[Data records]

********

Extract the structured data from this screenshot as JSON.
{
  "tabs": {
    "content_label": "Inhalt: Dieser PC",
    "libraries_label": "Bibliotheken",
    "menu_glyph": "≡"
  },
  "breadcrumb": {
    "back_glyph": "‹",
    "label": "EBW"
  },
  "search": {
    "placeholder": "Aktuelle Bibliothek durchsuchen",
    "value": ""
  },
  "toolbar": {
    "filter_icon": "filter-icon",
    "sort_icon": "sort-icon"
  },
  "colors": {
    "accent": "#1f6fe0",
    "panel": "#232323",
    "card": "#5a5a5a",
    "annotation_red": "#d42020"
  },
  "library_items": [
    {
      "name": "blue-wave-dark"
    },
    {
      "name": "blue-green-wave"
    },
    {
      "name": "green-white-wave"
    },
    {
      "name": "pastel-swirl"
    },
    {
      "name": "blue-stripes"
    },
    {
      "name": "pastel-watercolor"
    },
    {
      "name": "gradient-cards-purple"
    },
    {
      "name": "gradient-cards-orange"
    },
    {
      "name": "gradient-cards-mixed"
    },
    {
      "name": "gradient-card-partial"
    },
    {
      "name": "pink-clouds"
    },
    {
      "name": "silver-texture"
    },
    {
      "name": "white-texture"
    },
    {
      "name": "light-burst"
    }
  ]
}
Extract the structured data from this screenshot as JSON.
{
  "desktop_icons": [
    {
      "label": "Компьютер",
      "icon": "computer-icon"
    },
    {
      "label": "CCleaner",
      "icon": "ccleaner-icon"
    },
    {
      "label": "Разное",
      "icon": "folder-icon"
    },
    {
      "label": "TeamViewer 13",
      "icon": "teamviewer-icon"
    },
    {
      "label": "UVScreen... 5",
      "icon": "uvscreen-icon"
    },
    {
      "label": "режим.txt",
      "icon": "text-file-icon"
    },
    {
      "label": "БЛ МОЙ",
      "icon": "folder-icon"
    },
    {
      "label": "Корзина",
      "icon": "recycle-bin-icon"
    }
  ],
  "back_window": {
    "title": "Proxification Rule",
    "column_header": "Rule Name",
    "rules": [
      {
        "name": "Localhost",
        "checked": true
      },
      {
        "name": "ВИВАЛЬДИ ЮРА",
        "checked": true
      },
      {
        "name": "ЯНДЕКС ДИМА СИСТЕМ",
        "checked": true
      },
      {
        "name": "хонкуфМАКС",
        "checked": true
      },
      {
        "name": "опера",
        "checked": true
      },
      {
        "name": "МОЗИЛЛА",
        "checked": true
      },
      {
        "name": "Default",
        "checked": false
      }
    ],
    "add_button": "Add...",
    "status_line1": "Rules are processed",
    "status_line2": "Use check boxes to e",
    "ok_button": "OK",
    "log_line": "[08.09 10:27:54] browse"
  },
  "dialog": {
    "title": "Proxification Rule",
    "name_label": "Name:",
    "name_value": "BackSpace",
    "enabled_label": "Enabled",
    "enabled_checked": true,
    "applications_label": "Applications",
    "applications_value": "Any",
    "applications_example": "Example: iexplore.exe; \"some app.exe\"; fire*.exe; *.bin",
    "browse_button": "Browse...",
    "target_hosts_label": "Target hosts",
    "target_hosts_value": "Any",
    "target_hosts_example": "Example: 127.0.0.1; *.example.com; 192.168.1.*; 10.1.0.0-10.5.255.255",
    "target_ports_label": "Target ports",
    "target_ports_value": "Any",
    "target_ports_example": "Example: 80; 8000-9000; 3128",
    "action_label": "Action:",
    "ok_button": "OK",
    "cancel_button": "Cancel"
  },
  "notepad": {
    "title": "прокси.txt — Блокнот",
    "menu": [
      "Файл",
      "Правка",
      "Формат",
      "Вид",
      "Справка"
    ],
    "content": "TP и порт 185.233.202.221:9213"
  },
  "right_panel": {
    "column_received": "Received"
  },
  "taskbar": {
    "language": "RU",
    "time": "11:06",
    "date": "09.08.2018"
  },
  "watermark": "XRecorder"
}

********

▶ Written instruction
Wherever the word "gradient" occurs in a line of the listing, copy that line.

▶ Expected output
      "name": "gradient-cards-purple"
      "name": "gradient-cards-orange"
      "name": "gradient-cards-mixed"
      "name": "gradient-card-partial"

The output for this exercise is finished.